Provide only the number of lines where "Mike" occurs.

-- BEGIN --

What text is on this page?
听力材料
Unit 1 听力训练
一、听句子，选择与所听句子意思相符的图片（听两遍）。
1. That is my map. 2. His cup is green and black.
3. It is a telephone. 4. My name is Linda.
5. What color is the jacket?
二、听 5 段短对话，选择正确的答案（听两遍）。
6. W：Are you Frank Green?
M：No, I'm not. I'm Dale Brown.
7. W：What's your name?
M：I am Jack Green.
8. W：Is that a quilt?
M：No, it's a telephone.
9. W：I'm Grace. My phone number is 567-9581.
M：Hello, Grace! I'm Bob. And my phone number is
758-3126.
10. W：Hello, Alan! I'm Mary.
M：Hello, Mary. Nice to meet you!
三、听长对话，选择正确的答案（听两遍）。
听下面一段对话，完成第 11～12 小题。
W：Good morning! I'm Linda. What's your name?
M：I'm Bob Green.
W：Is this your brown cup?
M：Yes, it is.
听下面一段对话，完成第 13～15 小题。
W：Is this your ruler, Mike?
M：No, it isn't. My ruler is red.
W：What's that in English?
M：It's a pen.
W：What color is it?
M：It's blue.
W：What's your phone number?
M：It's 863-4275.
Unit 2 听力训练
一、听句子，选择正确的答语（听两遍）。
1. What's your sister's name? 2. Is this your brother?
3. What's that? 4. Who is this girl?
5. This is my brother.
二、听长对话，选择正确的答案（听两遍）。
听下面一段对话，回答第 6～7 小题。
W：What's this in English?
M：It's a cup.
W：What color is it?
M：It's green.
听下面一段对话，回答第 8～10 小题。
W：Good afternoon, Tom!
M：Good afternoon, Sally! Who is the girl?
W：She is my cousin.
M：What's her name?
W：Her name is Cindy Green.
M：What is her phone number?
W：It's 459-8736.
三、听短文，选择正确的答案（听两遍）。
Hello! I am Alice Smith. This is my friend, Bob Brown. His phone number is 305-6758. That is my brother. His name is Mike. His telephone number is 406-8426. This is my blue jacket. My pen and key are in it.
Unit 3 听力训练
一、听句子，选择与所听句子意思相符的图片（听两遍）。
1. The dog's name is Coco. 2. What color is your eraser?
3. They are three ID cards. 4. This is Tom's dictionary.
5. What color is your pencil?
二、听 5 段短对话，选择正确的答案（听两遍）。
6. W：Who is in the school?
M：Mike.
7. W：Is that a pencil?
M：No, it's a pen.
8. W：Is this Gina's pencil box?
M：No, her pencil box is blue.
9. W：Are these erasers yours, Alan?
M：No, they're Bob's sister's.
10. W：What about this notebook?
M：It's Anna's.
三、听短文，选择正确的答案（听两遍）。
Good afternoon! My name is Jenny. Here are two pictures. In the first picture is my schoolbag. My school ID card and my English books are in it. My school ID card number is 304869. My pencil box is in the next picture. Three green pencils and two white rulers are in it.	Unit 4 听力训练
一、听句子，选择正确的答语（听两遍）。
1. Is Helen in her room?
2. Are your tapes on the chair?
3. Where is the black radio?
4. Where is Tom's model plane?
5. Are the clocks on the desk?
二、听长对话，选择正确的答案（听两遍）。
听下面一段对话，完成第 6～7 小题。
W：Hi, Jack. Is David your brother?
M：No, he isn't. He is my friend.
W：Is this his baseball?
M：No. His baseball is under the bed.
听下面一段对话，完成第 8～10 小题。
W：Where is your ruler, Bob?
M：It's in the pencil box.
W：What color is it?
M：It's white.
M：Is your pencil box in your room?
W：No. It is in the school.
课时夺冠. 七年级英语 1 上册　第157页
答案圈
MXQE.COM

-- END --

Answer to this task:
3